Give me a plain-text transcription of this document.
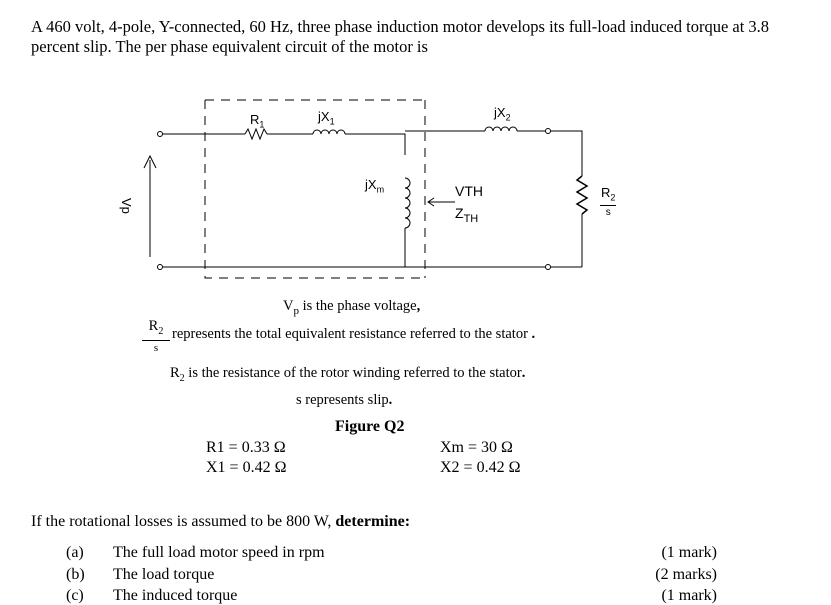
A 460 volt, 4-pole, Y-connected, 60 Hz, three phase induction motor develops its full-load induced torque at 3.8 percent slip. The per phase equivalent circuit of the motor is
$R_1$
$jX_1$
$jX_2$
$jX_m$	VTH
$Z_{TH}$
Vp
$R_2$
s
$V_p$ is the phase voltage,
$R_2$
s
represents the total equivalent resistance referred to the stator .
$R_2$ is the resistance of the rotor winding referred to the stator.
s represents slip.
Figure Q2
R1 = 0.33 Ω
X1 = 0.42 Ω
Xm = 30 Ω
X2 = 0.42 Ω
If the rotational losses is assumed to be 800 W, determine:
(a) The full load motor speed in rpm	(1 mark)
(b) The load torque	(2 marks)
(c) The induced torque	(1 mark)
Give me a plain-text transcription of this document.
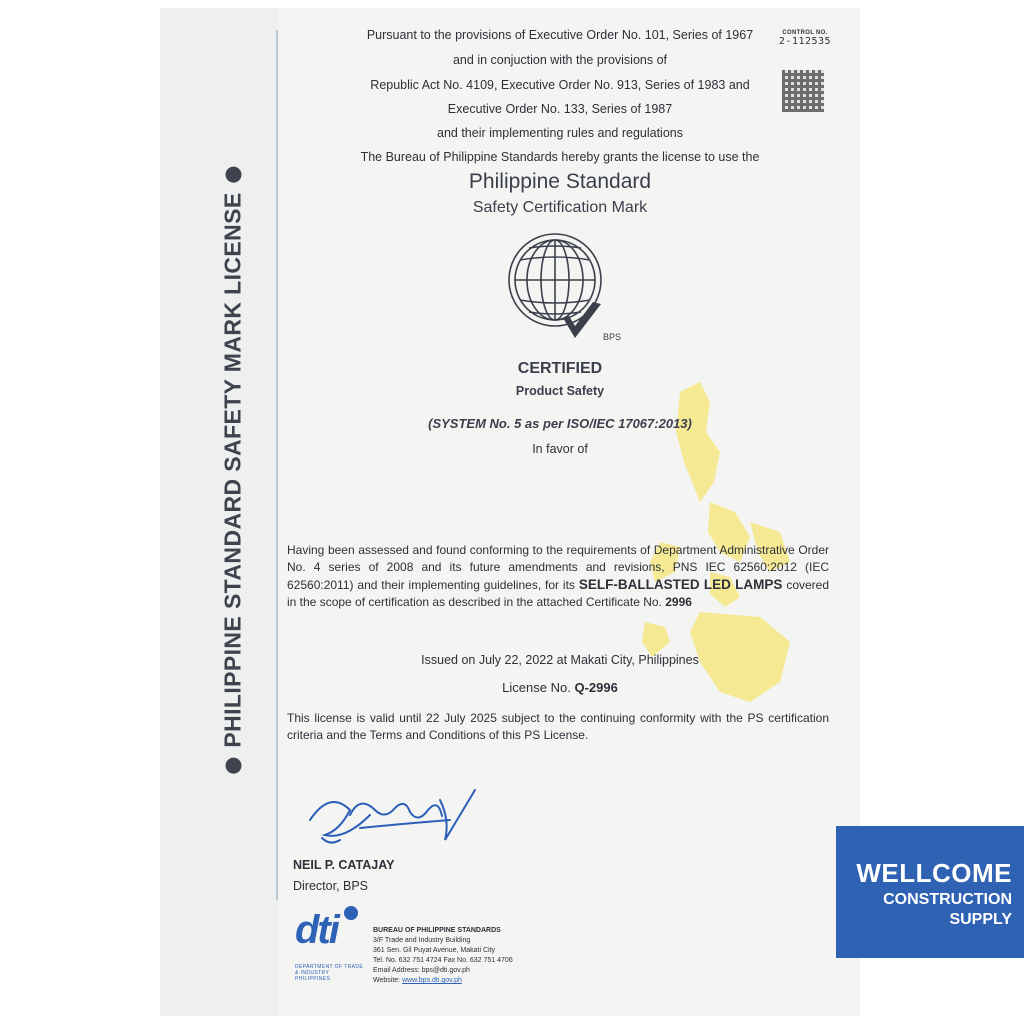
PHILIPPINE STANDARD SAFETY MARK LICENSE
CONTROL NO.
2-112535
Pursuant to the provisions of Executive Order No. 101, Series of 1967
and in conjuction with the provisions of
Republic Act No. 4109, Executive Order No. 913, Series of 1983 and
Executive Order No. 133, Series of 1987
and their implementing rules and regulations
The Bureau of Philippine Standards hereby grants the license to use the
Philippine Standard
Safety Certification Mark
BPS
CERTIFIED
Product Safety
(SYSTEM No. 5 as per ISO/IEC 17067:2013)
In favor of
Having been assessed and found conforming to the requirements of Department Administrative Order No. 4 series of 2008 and its future amendments and revisions, PNS IEC 62560:2012 (IEC 62560:2011) and their implementing guidelines, for its SELF-BALLASTED LED LAMPS covered in the scope of certification as described in the attached Certificate No. 2996
Issued on July 22, 2022 at Makati City, Philippines
License No. Q-2996
This license is valid until 22 July 2025 subject to the continuing conformity with the PS certification criteria and the Terms and Conditions of this PS License.
NEIL P. CATAJAY
Director, BPS
dti
DEPARTMENT OF TRADE & INDUSTRY
PHILIPPINES
BUREAU OF PHILIPPINE STANDARDS
3/F Trade and Industry Building
361 Sen. Gil Puyat Avenue, Makati City
Tel. No. 632 751 4724 Fax No. 632 751 4706
Email Address: bps@dti.gov.ph
Website: www.bps.dti.gov.ph
WELLCOME
CONSTRUCTION
SUPPLY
◇ ◇ ◇ ◇ ◇ ◇ ◇
## What to produce
In the records, locate each line holding the string "represents" and copy it.

## Task result
represents the total equivalent resistance referred to the stator .
s represents slip.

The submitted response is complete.